## begin Records provided

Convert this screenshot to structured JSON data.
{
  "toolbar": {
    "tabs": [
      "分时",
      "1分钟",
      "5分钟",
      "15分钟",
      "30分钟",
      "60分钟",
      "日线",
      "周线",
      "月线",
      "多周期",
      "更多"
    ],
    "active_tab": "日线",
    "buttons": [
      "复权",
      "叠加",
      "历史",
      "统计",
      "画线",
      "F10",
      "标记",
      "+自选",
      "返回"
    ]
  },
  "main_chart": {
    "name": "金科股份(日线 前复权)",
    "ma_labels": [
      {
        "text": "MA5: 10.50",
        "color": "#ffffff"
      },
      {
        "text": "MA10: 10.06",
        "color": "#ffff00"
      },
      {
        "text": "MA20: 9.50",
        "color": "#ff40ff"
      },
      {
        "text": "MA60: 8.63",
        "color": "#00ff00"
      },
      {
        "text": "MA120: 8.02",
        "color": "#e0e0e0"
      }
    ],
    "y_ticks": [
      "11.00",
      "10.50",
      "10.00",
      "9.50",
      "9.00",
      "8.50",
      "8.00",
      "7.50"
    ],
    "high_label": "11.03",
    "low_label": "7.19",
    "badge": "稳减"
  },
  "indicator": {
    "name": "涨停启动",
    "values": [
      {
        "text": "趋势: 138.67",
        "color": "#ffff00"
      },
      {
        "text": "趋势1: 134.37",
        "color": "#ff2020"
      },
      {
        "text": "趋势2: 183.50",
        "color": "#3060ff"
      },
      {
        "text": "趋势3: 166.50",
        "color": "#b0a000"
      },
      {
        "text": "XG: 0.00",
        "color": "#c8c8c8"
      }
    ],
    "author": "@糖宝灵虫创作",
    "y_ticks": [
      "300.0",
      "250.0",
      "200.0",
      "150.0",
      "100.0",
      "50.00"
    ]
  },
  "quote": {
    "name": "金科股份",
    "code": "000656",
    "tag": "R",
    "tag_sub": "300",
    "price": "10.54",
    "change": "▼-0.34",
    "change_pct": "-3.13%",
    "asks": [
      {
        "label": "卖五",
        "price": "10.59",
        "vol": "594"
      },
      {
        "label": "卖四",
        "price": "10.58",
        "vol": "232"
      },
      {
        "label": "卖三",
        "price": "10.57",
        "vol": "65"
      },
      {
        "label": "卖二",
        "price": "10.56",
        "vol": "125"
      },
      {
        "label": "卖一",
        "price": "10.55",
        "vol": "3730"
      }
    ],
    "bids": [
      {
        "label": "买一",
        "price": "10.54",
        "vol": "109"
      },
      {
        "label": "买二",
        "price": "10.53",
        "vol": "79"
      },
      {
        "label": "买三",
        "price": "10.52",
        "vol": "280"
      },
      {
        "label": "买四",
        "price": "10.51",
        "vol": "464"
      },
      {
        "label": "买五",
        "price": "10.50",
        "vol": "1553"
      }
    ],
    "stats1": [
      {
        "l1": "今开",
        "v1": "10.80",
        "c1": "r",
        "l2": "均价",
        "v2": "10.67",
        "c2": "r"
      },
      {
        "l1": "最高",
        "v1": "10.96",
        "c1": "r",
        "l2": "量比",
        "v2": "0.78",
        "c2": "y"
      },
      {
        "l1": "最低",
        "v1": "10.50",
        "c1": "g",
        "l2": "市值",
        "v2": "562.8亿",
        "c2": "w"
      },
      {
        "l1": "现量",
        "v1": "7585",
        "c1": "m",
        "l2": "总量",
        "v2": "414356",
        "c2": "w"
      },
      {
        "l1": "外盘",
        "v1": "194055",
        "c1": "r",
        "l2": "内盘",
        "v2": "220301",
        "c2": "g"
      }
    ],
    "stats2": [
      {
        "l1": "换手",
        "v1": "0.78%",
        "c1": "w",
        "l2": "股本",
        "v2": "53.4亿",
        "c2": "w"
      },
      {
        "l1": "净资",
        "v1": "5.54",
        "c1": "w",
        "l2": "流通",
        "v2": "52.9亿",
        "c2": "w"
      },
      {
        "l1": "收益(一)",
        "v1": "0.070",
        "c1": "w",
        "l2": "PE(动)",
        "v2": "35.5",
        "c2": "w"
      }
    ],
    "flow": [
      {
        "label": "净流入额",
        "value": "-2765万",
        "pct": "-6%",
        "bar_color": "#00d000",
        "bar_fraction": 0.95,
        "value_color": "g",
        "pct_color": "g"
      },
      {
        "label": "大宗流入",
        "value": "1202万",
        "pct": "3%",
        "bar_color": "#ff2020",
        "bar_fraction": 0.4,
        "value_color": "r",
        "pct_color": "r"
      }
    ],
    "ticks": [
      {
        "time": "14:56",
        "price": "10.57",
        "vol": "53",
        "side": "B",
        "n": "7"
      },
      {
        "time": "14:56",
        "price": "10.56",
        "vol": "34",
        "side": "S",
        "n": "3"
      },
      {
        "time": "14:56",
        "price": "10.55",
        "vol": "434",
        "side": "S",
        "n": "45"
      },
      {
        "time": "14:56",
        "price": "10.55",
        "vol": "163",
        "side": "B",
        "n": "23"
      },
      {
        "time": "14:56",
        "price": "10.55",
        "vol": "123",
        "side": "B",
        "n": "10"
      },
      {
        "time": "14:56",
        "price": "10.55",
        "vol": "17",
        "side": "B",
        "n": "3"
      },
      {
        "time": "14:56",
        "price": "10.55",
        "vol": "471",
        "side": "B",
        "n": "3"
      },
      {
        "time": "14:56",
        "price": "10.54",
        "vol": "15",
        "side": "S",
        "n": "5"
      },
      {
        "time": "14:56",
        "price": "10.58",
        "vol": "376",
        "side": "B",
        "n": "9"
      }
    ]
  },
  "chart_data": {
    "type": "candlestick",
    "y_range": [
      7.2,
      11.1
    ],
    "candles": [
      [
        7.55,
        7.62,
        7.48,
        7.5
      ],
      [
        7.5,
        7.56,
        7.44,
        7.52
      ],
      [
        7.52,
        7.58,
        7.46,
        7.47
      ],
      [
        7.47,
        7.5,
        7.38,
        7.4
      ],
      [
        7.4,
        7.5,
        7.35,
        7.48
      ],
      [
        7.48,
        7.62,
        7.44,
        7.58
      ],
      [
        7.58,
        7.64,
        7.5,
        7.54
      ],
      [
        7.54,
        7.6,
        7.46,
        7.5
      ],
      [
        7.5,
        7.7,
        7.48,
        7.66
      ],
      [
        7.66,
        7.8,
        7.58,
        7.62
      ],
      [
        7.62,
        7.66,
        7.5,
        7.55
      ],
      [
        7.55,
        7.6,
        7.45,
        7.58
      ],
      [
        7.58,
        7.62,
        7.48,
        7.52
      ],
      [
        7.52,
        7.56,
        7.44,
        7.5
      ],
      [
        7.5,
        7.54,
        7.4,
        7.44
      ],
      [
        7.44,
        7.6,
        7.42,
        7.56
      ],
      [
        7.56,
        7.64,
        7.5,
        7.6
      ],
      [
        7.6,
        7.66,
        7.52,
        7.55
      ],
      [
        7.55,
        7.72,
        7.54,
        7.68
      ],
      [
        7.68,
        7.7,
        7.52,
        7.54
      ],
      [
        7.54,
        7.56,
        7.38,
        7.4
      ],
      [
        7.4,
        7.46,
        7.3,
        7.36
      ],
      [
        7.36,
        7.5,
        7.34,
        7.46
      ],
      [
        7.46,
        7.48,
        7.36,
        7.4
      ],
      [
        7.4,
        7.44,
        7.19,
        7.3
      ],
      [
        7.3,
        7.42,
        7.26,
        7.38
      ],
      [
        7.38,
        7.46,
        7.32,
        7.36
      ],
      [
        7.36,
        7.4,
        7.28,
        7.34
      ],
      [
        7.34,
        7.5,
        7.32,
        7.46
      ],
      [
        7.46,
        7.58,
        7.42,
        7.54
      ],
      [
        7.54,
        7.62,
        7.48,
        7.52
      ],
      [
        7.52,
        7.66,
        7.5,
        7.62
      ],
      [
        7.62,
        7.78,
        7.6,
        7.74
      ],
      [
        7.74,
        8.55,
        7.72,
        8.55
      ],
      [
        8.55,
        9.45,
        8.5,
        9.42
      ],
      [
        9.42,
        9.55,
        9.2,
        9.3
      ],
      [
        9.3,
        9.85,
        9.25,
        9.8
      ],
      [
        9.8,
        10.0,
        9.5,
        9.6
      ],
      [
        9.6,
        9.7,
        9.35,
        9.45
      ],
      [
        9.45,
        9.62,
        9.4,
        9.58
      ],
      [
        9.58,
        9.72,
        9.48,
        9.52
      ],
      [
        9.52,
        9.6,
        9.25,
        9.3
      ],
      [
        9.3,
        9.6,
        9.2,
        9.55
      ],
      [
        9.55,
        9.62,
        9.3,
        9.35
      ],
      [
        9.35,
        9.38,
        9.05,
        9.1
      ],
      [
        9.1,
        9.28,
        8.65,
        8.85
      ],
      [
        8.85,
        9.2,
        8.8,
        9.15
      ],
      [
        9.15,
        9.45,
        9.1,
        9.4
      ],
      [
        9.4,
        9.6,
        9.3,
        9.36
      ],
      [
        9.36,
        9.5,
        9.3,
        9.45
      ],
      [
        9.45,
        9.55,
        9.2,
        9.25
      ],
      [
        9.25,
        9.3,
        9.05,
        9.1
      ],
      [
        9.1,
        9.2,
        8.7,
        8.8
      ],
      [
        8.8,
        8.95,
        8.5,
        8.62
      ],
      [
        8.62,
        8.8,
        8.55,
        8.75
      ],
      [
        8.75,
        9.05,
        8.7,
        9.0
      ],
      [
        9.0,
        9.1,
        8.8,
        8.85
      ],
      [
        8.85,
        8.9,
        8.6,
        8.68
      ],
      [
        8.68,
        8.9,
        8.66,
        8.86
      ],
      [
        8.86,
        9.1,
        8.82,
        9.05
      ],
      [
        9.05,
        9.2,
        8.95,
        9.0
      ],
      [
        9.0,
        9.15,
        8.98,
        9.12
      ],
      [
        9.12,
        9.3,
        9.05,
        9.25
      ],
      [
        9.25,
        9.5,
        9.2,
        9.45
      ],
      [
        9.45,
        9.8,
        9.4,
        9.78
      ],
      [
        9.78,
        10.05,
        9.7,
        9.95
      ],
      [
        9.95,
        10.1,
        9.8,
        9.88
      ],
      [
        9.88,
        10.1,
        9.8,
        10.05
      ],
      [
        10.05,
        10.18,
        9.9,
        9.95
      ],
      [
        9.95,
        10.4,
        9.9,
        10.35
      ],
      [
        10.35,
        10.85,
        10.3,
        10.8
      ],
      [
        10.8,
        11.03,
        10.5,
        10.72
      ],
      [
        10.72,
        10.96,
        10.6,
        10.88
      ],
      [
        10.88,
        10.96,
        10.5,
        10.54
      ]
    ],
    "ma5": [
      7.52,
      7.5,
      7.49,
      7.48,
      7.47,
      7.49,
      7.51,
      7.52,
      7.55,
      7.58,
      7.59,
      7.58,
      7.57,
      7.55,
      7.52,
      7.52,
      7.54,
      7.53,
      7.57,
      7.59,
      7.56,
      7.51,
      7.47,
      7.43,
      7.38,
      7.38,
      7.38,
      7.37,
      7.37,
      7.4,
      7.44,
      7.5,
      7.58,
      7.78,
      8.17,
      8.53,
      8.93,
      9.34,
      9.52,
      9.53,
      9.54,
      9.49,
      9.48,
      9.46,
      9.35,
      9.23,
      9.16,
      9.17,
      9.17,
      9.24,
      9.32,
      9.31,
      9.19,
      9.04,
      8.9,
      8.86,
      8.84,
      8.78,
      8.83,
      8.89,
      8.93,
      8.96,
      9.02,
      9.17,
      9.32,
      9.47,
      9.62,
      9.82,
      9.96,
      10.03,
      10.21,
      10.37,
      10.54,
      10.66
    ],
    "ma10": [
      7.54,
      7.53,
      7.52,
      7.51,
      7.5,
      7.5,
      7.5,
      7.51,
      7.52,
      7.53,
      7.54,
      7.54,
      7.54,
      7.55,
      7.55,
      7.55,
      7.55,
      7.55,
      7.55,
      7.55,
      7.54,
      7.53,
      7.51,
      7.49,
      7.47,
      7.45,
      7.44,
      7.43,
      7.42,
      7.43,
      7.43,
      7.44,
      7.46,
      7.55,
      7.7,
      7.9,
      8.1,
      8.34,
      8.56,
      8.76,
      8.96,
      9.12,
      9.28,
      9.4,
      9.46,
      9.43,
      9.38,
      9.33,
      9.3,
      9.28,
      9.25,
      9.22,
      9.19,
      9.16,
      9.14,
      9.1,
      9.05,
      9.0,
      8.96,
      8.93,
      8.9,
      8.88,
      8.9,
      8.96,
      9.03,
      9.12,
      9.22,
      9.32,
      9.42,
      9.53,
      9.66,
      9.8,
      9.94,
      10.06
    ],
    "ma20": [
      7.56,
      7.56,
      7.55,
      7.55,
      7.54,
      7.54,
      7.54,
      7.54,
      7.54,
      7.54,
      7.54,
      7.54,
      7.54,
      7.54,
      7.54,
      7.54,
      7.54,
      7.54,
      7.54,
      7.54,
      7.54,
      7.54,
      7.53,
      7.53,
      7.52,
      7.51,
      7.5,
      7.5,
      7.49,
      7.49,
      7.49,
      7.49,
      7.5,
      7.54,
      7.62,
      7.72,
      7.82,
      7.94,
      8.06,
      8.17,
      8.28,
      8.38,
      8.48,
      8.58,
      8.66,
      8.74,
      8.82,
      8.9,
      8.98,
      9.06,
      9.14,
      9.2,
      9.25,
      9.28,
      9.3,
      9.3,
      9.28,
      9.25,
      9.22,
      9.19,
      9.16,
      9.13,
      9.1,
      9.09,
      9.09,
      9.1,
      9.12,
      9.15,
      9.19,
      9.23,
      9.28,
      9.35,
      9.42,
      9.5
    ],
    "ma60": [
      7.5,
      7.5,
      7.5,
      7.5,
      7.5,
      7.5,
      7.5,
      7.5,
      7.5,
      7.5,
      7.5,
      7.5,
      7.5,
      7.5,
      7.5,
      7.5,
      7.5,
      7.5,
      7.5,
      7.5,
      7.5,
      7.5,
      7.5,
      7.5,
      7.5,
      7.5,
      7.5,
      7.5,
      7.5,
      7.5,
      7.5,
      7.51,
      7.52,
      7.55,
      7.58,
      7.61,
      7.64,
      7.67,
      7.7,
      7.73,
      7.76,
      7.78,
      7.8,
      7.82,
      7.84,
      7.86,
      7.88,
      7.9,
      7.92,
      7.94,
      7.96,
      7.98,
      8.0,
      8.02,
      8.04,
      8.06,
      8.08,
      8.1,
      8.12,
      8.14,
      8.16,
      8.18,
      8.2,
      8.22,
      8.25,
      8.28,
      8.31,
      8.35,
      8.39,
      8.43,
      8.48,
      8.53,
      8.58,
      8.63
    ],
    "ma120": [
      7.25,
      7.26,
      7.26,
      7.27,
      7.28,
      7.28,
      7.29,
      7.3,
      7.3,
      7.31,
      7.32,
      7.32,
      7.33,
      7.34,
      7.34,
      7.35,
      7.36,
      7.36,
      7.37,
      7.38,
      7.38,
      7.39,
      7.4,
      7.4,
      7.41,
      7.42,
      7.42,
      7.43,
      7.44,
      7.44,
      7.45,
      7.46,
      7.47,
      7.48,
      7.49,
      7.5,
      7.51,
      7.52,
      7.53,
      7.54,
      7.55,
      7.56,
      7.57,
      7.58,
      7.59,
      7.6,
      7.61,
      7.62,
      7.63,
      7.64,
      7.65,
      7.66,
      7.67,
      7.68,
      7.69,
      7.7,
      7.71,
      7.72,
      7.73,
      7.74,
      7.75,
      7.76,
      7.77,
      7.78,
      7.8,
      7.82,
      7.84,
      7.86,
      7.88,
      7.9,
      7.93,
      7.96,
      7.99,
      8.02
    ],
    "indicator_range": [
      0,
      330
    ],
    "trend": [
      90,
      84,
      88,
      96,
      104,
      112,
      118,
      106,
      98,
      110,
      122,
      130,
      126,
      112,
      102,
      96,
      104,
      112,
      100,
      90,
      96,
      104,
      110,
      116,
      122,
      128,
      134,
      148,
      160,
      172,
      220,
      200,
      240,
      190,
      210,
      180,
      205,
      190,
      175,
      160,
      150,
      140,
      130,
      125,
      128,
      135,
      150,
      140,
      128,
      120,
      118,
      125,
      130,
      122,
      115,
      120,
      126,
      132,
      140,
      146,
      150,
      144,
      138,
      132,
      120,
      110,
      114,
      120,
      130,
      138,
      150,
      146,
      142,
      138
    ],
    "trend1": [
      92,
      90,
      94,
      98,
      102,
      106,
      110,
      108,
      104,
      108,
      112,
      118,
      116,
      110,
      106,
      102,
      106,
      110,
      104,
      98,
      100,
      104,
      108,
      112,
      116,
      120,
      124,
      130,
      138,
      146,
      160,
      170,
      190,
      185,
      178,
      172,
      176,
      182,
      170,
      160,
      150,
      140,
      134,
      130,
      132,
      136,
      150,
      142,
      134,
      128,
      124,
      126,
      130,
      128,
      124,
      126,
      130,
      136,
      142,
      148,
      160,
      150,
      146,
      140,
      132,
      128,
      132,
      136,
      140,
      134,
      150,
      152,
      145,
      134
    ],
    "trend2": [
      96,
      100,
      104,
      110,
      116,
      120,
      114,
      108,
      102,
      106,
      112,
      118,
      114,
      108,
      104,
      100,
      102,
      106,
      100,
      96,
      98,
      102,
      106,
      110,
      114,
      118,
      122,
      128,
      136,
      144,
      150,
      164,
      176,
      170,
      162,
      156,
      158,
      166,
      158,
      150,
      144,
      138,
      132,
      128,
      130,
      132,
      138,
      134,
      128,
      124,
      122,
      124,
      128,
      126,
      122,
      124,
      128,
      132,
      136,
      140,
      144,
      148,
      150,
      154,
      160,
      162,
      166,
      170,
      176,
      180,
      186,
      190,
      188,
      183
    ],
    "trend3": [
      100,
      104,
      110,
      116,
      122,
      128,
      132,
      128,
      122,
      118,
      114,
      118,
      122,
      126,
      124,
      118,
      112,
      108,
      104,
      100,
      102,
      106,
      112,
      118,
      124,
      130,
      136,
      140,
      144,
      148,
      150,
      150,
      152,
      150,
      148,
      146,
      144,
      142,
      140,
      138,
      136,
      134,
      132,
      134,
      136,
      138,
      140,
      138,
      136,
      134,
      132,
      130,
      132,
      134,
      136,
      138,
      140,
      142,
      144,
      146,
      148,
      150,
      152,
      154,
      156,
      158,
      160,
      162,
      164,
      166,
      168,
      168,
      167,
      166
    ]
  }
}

## end Records provided

Short exercise: In the records above, tally the lines where the word "text" appears, and give the number and nothing else.

Problem solution: 10